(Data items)
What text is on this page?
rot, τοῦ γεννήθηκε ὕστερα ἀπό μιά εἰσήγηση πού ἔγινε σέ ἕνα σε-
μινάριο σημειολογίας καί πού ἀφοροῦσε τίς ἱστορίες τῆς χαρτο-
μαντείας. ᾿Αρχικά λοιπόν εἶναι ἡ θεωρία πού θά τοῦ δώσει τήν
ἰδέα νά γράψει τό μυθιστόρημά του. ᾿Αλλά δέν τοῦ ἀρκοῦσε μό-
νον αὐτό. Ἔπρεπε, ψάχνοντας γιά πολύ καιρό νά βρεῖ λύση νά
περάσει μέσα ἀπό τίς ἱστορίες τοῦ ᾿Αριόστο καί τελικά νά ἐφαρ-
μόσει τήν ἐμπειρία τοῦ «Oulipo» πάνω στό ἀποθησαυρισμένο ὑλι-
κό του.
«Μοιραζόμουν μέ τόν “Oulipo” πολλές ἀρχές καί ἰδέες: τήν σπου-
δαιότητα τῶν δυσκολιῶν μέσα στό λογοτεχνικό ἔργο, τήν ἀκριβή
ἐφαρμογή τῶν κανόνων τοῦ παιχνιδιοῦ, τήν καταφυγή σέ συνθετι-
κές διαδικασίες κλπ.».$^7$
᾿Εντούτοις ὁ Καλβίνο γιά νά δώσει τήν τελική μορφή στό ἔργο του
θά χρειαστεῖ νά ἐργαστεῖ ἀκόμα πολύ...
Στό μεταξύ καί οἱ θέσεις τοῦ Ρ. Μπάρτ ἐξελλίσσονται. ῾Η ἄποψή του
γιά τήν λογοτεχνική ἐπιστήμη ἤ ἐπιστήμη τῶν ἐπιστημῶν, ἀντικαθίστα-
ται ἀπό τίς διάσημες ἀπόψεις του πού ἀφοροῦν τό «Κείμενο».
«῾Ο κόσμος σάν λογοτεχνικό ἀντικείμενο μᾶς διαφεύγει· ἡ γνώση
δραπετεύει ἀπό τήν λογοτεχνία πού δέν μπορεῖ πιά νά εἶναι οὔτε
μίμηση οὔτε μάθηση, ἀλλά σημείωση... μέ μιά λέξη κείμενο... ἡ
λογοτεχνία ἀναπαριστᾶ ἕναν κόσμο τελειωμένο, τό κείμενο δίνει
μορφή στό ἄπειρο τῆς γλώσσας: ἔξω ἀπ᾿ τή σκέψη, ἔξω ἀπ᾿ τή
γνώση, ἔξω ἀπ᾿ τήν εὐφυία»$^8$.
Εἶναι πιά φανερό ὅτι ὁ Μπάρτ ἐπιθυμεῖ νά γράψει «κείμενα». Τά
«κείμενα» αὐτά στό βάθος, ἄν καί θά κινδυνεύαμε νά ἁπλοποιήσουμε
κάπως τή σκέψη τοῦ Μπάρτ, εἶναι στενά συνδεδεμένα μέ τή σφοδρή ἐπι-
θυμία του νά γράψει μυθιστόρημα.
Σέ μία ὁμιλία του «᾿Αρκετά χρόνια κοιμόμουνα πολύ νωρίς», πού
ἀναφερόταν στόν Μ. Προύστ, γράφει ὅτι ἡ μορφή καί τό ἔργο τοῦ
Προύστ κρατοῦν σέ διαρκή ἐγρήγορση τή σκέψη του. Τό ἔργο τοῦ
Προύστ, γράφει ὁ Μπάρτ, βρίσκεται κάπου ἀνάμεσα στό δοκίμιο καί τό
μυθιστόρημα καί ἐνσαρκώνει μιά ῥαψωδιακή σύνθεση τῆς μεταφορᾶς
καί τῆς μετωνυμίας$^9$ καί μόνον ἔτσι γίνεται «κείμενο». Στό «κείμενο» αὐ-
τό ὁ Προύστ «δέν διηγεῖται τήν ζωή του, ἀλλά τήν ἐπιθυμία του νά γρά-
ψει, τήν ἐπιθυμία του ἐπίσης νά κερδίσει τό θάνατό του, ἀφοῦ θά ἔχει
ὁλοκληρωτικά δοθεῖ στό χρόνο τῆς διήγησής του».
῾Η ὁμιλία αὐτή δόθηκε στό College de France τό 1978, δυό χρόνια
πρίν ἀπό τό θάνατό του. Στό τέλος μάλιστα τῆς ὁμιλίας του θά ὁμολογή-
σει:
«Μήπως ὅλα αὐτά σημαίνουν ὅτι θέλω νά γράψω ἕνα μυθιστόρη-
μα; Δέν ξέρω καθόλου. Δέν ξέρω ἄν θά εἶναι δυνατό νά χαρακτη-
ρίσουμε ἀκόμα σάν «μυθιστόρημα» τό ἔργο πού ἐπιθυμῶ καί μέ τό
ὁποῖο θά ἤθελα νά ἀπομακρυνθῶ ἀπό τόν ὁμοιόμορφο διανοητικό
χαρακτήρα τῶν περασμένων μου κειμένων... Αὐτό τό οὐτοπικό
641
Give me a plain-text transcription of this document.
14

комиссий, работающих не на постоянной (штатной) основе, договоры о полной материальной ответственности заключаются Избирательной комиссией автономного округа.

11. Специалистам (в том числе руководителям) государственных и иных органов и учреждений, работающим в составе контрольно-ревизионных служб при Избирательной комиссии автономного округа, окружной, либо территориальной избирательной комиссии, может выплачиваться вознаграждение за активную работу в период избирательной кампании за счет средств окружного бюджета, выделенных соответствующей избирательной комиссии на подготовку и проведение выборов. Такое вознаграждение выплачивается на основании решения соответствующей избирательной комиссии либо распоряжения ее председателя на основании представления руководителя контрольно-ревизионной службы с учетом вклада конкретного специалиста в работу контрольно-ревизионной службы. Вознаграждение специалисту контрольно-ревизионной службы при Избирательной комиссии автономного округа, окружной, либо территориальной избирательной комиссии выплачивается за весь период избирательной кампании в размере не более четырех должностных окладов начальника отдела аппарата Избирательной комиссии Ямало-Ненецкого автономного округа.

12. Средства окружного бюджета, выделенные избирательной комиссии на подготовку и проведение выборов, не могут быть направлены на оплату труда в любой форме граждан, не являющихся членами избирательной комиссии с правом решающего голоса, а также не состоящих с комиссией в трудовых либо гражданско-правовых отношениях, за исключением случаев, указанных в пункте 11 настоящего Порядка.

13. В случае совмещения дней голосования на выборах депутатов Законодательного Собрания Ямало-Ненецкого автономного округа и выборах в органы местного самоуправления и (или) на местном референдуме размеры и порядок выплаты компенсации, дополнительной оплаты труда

• _DIRECTIVE_: Reply with one number only: how many lines of the listing hold "ἐπιθυμία"?

• _EXERCISE RESPONSE_: 2